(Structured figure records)
====================

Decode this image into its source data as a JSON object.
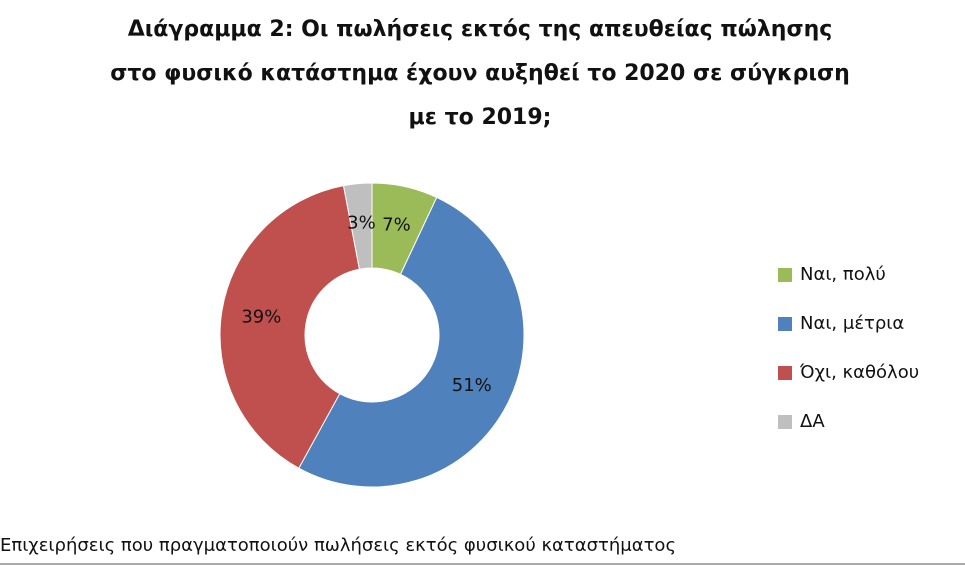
{
  "chart_data": {
    "type": "donut",
    "title": "Διάγραμμα 2: Οι πωλήσεις εκτός της απευθείας πώλησης στο φυσικό κατάστημα έχουν αυξηθεί το 2020 σε σύγκριση με το 2019;",
    "categories": [
      "Ναι, πολύ",
      "Ναι, μέτρια",
      "Όχι, καθόλου",
      "ΔΑ"
    ],
    "values": [
      7,
      51,
      39,
      3
    ],
    "value_labels": [
      "7%",
      "51%",
      "39%",
      "3%"
    ],
    "colors": [
      "#9bbb59",
      "#4f81bd",
      "#c0504d",
      "#bfbfbf"
    ],
    "note": "Επιχειρήσεις που πραγματοποιούν πωλήσεις εκτός φυσικού καταστήματος"
  }
}
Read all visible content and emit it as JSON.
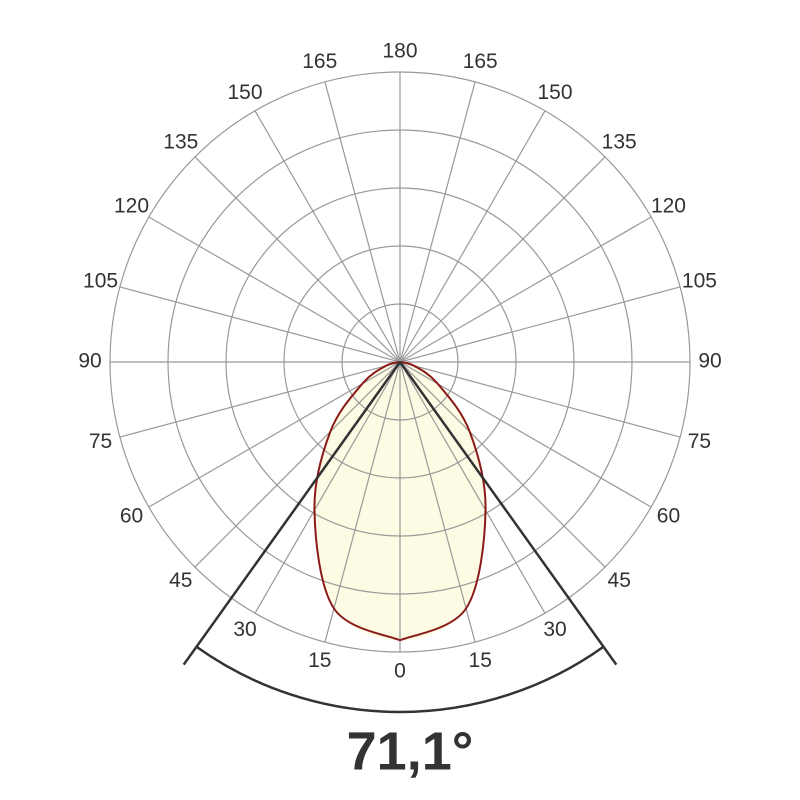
{
  "chart_data": {
    "type": "polar",
    "angle_ticks": [
      0,
      15,
      30,
      45,
      60,
      75,
      90,
      105,
      120,
      135,
      150,
      165,
      180
    ],
    "rlim": [
      0,
      1
    ],
    "rticks": [
      0.2,
      0.4,
      0.6,
      0.8,
      1
    ],
    "grid": true,
    "series": [
      {
        "color": "#8b1a1a",
        "fill": "#fdfbe3",
        "angles": [
          0,
          15,
          30,
          45,
          60,
          75,
          90
        ],
        "values": [
          0.96,
          0.88,
          0.59,
          0.34,
          0.15,
          0.05,
          0
        ]
      }
    ],
    "beam_angle": {
      "value": 71.1,
      "label": "71,1°"
    }
  }
}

====================

Written request
Copy out all of the data word for word. Do not carry over any picture.

Output for this exercise
Decode this image into its source data as a JSON object.
{
  "chart_data": {
    "type": "donut",
    "title": "Διάγραμμα 2: Οι πωλήσεις εκτός της απευθείας πώλησης στο φυσικό κατάστημα έχουν αυξηθεί το 2020 σε σύγκριση με το 2019;",
    "categories": [
      "Ναι, πολύ",
      "Ναι, μέτρια",
      "Όχι, καθόλου",
      "ΔΑ"
    ],
    "values": [
      7,
      51,
      39,
      3
    ],
    "value_labels": [
      "7%",
      "51%",
      "39%",
      "3%"
    ],
    "colors": [
      "#9bbb59",
      "#4f81bd",
      "#c0504d",
      "#bfbfbf"
    ],
    "note": "Επιχειρήσεις που πραγματοποιούν πωλήσεις εκτός φυσικού καταστήματος"
  }
}
Read all visible content and emit it as JSON.
{
  "chart_data": {
    "type": "polar",
    "angle_ticks": [
      0,
      15,
      30,
      45,
      60,
      75,
      90,
      105,
      120,
      135,
      150,
      165,
      180
    ],
    "rlim": [
      0,
      1
    ],
    "rticks": [
      0.2,
      0.4,
      0.6,
      0.8,
      1
    ],
    "grid": true,
    "series": [
      {
        "color": "#8b1a1a",
        "fill": "#fdfbe3",
        "angles": [
          0,
          15,
          30,
          45,
          60,
          75,
          90
        ],
        "values": [
          0.96,
          0.88,
          0.59,
          0.34,
          0.15,
          0.05,
          0
        ]
      }
    ],
    "beam_angle": {
      "value": 71.1,
      "label": "71,1°"
    }
  }
}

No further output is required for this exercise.